--- START OF Source records ---

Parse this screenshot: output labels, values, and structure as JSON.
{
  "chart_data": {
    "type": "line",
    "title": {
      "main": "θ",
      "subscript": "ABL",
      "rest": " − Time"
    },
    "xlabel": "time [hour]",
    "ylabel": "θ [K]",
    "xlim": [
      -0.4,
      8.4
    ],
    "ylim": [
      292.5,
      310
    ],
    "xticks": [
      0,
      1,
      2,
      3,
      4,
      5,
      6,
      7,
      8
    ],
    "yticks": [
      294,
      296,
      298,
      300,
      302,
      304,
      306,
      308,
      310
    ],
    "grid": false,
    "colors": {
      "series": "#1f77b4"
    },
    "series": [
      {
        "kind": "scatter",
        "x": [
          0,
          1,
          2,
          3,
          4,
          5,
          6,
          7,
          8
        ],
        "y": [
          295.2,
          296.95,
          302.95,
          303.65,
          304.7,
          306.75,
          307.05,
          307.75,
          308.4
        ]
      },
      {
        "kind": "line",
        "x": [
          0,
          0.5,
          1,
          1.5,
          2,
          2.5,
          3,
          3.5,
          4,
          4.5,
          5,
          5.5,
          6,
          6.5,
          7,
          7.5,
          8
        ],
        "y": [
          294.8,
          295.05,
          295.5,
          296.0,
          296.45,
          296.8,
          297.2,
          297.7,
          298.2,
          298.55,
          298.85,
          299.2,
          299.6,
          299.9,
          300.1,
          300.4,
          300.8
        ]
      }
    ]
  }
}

--- END OF Source records ---
--- START OF Source records ---

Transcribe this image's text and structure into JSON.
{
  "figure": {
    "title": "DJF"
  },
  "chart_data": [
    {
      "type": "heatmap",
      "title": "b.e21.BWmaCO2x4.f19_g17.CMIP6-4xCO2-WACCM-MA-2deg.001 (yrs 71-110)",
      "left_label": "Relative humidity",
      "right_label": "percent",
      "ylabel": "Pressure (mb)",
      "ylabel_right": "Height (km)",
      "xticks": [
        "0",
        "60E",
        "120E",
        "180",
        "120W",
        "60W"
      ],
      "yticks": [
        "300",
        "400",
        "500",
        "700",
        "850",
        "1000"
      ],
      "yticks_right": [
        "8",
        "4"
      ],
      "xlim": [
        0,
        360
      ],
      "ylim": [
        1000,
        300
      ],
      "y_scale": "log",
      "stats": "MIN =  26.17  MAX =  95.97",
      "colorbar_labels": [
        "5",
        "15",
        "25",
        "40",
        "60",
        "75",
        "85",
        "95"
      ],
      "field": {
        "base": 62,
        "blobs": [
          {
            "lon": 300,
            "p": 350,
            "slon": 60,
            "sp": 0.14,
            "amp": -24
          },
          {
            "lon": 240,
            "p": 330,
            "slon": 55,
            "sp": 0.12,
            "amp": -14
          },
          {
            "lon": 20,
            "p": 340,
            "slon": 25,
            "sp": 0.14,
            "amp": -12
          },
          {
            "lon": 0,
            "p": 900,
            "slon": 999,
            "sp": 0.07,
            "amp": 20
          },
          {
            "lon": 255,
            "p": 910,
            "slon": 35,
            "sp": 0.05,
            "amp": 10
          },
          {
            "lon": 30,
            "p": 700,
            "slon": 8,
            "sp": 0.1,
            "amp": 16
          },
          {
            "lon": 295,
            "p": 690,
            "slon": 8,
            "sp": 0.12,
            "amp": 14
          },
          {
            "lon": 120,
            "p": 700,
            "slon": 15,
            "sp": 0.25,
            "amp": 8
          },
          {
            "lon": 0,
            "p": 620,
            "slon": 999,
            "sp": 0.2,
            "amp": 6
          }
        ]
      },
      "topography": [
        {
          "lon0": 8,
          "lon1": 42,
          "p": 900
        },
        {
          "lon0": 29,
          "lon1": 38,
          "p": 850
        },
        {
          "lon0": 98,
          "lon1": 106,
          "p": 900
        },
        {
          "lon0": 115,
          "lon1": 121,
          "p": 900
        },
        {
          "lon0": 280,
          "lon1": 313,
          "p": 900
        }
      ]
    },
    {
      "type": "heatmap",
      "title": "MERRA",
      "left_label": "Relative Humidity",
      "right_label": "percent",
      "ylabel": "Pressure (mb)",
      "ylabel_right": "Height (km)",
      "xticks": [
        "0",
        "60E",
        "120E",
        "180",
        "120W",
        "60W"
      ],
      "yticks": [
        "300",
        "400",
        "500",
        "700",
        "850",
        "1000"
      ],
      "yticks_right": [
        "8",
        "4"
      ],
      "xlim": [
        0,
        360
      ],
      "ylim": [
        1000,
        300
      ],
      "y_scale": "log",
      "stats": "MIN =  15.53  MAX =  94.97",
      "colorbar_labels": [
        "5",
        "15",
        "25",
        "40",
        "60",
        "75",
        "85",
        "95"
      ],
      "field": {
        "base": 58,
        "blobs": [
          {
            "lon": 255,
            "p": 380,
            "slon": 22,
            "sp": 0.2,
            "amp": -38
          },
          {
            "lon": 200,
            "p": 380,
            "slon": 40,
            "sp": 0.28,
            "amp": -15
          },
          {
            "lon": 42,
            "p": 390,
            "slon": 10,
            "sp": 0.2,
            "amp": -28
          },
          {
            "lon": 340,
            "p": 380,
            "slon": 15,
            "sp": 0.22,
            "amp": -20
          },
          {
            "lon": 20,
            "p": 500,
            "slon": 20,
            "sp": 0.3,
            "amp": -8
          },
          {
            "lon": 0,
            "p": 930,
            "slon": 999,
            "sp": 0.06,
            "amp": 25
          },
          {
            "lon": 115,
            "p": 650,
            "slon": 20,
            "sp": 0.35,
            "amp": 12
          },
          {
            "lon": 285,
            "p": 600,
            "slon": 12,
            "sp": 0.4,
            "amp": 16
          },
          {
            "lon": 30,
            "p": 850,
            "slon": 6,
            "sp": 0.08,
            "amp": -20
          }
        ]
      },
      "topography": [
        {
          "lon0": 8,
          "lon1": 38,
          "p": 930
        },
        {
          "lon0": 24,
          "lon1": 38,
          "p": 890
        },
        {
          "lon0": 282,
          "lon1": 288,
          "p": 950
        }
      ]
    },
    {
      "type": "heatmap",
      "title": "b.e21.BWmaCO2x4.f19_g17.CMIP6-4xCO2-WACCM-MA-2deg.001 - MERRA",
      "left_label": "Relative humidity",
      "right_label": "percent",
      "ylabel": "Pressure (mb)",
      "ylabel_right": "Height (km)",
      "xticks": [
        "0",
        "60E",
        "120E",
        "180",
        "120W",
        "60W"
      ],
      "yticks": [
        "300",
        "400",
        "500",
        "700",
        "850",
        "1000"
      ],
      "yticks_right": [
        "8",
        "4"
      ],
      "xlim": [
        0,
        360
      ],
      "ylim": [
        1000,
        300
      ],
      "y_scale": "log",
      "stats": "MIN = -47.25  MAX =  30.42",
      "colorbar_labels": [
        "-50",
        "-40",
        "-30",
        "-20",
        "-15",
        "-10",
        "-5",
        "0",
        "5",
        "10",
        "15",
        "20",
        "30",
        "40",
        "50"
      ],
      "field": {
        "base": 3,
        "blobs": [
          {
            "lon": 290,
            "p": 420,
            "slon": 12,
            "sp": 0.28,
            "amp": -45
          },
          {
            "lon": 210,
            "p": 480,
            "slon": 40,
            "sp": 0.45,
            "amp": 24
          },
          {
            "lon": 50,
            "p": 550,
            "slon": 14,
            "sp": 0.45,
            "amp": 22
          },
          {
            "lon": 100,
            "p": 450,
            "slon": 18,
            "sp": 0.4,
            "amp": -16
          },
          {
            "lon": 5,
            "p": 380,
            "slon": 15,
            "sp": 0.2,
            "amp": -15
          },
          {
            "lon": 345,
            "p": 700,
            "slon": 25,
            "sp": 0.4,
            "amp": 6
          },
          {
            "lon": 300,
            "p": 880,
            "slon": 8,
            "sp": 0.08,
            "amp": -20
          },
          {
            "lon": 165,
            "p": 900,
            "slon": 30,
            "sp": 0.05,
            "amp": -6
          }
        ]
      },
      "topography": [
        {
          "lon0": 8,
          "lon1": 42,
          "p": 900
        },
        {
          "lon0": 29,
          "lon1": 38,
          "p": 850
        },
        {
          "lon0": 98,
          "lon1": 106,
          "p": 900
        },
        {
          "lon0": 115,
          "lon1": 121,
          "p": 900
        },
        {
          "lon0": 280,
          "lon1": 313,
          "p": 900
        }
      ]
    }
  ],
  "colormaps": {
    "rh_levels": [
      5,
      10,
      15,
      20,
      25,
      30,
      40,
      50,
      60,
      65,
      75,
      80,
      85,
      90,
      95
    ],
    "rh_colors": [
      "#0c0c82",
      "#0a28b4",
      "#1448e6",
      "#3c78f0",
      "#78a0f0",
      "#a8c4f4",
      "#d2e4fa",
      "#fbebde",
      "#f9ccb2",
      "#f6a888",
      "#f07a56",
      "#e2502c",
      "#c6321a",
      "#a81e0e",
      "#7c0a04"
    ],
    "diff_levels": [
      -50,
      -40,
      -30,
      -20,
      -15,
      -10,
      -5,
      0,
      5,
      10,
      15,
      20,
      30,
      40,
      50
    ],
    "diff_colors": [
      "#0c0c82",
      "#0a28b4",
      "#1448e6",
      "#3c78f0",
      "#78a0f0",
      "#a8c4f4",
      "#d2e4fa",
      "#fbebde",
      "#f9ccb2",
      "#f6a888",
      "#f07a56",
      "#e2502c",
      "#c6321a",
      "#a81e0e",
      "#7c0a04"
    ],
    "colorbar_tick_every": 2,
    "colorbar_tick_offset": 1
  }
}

--- END OF Source records ---

Stated goal — Find all lines with "structure" in them and copy each one.

Response —
Parse this screenshot: output labels, values, and structure as JSON.
Transcribe this image's text and structure into JSON.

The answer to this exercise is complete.